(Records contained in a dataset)
- - -

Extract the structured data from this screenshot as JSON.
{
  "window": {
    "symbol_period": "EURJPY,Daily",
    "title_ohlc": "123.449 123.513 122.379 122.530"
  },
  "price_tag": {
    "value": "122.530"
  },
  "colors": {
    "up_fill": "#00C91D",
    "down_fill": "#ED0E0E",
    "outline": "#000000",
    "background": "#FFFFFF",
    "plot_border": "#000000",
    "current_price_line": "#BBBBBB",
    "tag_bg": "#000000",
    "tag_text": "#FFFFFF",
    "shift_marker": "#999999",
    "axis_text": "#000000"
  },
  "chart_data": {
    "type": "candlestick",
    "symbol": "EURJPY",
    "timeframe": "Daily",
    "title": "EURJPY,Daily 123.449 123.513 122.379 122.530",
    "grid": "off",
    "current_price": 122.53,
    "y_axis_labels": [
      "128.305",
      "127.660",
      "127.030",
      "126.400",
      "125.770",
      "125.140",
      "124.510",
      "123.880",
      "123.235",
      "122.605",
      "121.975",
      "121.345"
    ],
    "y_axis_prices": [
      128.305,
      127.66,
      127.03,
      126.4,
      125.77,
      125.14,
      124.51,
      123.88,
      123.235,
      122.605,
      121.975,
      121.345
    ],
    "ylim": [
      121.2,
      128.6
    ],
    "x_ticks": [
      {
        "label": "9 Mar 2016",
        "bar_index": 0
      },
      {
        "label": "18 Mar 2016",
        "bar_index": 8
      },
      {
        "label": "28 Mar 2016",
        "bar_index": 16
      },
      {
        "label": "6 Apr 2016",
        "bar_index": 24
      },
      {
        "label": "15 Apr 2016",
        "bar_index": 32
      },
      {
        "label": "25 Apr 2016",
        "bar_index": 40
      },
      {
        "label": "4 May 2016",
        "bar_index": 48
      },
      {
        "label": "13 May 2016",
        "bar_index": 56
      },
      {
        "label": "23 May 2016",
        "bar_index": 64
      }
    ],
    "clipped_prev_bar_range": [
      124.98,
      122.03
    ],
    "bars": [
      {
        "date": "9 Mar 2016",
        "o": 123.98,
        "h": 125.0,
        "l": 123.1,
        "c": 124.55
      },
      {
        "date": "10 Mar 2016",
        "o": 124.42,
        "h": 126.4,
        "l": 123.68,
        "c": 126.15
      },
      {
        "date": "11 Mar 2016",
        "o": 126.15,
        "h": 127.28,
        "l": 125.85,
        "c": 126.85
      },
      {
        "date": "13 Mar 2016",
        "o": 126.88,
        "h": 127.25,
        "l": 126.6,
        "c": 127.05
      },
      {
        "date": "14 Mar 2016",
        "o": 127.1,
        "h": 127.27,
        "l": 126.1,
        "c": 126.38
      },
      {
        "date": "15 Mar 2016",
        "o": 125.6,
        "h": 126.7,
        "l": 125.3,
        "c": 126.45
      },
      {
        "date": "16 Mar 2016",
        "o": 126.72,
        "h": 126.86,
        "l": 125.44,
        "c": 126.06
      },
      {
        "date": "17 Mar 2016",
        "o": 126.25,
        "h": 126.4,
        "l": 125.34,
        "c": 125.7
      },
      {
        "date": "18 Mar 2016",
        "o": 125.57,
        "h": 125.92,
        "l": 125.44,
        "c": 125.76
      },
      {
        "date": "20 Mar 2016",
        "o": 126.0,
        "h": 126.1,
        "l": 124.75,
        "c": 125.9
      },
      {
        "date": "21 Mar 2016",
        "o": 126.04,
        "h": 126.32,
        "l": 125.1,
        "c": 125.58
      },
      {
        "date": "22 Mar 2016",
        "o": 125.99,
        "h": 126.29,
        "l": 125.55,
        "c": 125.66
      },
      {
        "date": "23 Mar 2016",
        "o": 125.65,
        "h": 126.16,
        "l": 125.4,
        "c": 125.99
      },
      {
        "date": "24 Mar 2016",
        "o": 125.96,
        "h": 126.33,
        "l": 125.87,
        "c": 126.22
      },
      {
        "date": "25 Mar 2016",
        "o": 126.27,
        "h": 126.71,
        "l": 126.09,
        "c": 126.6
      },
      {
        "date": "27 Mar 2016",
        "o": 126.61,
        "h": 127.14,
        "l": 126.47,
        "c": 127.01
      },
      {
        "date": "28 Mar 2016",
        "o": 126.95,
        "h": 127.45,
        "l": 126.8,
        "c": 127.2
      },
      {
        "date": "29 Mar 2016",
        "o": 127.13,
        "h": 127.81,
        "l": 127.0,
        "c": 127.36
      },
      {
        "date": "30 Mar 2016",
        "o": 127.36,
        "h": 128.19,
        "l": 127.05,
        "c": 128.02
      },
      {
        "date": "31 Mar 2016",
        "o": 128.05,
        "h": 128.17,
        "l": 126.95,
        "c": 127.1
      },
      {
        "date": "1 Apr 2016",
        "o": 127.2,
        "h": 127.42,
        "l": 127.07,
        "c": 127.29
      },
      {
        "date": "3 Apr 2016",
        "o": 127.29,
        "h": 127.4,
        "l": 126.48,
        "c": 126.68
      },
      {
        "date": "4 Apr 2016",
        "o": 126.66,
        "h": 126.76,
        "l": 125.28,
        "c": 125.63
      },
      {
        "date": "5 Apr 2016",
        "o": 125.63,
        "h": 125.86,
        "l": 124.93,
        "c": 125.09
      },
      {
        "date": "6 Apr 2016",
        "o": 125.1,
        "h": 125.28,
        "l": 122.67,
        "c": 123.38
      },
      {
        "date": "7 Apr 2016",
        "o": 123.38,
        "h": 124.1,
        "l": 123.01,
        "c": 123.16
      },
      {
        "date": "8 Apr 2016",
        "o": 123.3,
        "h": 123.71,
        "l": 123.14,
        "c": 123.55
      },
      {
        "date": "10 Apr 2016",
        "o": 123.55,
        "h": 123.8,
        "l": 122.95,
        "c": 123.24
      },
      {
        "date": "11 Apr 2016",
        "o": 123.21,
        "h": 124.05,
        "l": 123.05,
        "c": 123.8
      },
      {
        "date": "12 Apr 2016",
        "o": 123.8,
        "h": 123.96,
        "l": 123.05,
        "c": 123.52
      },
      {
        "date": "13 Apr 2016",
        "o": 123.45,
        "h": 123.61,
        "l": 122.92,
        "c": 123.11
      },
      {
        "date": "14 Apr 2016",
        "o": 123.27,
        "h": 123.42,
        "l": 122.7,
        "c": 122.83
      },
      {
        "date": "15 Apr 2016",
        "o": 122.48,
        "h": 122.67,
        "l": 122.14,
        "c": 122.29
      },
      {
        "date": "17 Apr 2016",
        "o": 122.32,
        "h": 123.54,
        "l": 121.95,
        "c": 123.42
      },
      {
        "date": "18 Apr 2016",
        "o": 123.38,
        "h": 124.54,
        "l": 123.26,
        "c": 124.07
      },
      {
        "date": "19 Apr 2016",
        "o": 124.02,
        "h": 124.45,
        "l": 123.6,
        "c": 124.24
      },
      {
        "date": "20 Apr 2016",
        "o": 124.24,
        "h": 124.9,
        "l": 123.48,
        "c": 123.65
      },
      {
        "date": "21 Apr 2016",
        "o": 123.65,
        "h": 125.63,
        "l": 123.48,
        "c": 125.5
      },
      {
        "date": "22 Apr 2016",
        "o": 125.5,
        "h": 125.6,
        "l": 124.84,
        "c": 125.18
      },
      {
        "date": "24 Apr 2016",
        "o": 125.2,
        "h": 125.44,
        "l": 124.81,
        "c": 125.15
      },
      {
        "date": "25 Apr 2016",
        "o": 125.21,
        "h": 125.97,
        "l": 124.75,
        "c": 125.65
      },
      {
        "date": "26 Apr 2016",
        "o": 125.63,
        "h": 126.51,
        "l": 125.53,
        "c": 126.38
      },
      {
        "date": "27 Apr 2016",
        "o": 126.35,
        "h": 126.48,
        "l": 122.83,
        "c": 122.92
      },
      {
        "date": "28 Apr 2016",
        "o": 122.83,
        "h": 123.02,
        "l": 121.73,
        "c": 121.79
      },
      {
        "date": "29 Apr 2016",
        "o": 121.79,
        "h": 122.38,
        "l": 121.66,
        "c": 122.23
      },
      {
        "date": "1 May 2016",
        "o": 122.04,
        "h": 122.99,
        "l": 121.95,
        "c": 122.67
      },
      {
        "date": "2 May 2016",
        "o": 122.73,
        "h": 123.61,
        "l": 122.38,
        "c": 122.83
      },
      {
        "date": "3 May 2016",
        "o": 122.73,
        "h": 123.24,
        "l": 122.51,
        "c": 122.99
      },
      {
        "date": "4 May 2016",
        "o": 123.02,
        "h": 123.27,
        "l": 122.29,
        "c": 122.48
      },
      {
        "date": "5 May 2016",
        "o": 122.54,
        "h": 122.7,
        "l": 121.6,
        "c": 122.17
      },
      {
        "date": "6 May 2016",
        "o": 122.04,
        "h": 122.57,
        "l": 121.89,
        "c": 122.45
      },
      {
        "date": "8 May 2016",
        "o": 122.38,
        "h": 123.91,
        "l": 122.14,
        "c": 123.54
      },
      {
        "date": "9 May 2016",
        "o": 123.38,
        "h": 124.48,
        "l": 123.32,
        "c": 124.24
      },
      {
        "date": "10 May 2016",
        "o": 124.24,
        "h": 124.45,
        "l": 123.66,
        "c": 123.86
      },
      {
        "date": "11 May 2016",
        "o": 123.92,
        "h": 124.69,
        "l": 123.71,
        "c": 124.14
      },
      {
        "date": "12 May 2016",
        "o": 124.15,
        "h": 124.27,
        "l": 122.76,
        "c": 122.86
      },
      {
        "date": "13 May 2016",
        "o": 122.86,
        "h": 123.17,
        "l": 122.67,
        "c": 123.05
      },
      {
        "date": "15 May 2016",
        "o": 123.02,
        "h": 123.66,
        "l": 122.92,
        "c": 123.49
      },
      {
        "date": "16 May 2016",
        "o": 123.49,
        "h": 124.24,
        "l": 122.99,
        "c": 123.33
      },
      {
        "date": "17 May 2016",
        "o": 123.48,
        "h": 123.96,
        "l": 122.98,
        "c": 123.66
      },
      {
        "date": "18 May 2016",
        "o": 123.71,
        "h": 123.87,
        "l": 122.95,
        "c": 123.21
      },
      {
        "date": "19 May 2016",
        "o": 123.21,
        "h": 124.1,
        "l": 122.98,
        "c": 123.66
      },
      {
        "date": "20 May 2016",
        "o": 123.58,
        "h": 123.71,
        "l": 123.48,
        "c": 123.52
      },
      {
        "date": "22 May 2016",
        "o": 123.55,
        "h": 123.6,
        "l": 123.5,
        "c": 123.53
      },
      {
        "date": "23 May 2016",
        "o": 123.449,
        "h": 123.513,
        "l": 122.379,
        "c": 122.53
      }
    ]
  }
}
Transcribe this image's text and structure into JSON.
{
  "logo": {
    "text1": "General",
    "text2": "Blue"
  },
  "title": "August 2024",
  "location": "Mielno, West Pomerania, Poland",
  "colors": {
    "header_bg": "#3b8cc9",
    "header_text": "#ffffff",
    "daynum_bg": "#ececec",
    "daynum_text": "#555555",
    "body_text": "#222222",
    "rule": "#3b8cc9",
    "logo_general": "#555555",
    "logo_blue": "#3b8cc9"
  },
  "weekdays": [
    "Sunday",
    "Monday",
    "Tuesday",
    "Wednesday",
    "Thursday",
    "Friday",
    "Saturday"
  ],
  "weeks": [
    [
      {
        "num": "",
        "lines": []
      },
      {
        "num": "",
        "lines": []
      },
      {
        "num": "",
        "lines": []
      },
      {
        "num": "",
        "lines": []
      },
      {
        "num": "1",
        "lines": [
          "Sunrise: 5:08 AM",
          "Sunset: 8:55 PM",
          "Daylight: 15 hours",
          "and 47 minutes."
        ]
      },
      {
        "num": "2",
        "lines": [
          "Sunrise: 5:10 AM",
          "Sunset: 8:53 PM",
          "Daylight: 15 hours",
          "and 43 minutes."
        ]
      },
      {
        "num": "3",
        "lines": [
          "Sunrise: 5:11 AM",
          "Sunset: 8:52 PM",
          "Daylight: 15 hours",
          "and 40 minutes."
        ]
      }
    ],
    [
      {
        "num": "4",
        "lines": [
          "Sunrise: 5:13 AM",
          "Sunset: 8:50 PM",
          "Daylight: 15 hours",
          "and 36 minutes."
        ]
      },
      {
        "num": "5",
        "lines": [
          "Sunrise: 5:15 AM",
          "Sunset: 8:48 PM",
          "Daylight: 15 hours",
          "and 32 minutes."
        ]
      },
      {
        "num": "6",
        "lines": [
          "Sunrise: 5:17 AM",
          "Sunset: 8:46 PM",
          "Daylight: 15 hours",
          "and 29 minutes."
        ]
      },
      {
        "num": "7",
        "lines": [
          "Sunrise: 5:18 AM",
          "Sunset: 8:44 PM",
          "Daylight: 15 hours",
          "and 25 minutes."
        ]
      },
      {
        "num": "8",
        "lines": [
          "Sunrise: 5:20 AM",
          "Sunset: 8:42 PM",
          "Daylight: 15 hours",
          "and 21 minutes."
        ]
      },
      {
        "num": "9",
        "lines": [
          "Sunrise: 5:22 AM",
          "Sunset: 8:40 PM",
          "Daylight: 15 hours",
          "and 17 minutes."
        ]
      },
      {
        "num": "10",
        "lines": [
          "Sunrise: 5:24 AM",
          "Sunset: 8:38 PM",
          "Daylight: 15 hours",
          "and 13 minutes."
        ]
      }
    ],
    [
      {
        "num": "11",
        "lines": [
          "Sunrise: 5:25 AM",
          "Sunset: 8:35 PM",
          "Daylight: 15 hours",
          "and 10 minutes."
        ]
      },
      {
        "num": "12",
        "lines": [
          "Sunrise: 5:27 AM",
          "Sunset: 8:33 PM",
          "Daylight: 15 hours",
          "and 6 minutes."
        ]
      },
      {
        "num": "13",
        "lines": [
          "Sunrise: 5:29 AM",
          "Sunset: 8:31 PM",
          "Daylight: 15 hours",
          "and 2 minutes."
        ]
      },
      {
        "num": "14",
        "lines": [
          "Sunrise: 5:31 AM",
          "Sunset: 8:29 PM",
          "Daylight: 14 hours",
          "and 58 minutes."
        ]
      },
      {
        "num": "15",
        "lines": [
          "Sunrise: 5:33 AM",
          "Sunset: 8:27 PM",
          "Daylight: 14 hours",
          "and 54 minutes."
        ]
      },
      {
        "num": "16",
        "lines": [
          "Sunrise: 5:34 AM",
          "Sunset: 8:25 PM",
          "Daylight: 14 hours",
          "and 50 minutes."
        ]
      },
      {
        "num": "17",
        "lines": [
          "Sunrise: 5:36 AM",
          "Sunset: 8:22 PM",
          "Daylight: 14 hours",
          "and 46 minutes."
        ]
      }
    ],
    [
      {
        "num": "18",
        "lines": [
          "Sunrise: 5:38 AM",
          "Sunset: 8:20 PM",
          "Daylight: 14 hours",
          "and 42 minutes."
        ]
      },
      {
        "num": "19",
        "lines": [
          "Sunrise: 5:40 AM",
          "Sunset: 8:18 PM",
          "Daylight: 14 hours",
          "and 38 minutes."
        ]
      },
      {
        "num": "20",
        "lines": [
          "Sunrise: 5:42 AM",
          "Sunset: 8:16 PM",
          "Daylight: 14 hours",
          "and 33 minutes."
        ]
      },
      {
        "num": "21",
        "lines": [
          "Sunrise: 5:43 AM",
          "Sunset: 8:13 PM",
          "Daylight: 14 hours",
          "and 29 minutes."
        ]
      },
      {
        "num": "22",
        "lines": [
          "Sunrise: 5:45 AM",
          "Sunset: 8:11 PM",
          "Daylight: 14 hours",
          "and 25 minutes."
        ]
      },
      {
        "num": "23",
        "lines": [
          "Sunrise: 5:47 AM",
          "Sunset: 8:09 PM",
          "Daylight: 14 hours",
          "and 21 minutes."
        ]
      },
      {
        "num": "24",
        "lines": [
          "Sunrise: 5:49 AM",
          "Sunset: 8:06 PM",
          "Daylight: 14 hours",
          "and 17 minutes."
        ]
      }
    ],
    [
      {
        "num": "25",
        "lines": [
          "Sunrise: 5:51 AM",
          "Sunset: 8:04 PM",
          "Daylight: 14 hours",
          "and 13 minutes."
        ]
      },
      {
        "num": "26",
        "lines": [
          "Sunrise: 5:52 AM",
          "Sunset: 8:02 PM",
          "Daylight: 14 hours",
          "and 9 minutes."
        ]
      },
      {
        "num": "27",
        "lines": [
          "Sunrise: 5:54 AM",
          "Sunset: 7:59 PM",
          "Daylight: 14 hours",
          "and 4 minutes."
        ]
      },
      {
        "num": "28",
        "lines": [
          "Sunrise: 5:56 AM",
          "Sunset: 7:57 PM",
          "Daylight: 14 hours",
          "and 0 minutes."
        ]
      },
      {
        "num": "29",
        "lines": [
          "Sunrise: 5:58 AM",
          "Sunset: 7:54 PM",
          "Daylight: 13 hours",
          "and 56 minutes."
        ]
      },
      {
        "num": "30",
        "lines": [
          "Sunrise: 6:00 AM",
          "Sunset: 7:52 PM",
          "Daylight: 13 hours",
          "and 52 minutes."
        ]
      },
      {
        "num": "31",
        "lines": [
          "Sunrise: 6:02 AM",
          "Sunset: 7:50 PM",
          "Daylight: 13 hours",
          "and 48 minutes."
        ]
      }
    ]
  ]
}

- - -

> [THE TASK]: Collect the lines of the data that carry the word "this".

> [SOLVED PROBLEM]:
Extract the structured data from this screenshot as JSON.
Transcribe this image's text and structure into JSON.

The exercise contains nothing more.